Could you write out the items from the start through the line containing "chart-title: Distributioin of", inclusive, with "Localize" swapped for "Locate" and nothing else changed, and give only those lines?

## Supplied material
## START

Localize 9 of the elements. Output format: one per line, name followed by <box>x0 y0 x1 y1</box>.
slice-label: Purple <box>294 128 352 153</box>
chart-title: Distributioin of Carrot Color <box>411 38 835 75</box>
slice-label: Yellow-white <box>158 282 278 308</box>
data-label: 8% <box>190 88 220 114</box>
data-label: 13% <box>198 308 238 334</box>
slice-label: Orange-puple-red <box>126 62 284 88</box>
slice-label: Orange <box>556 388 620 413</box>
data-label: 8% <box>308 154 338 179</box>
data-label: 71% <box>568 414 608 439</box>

## END

## Task result
Locate 9 of the elements. Output format: one per line, name followed by <box>x0 y0 x1 y1</box>.
slice-label: Purple <box>294 128 352 153</box>
chart-title: Distributioin of Carrot Color <box>411 38 835 75</box>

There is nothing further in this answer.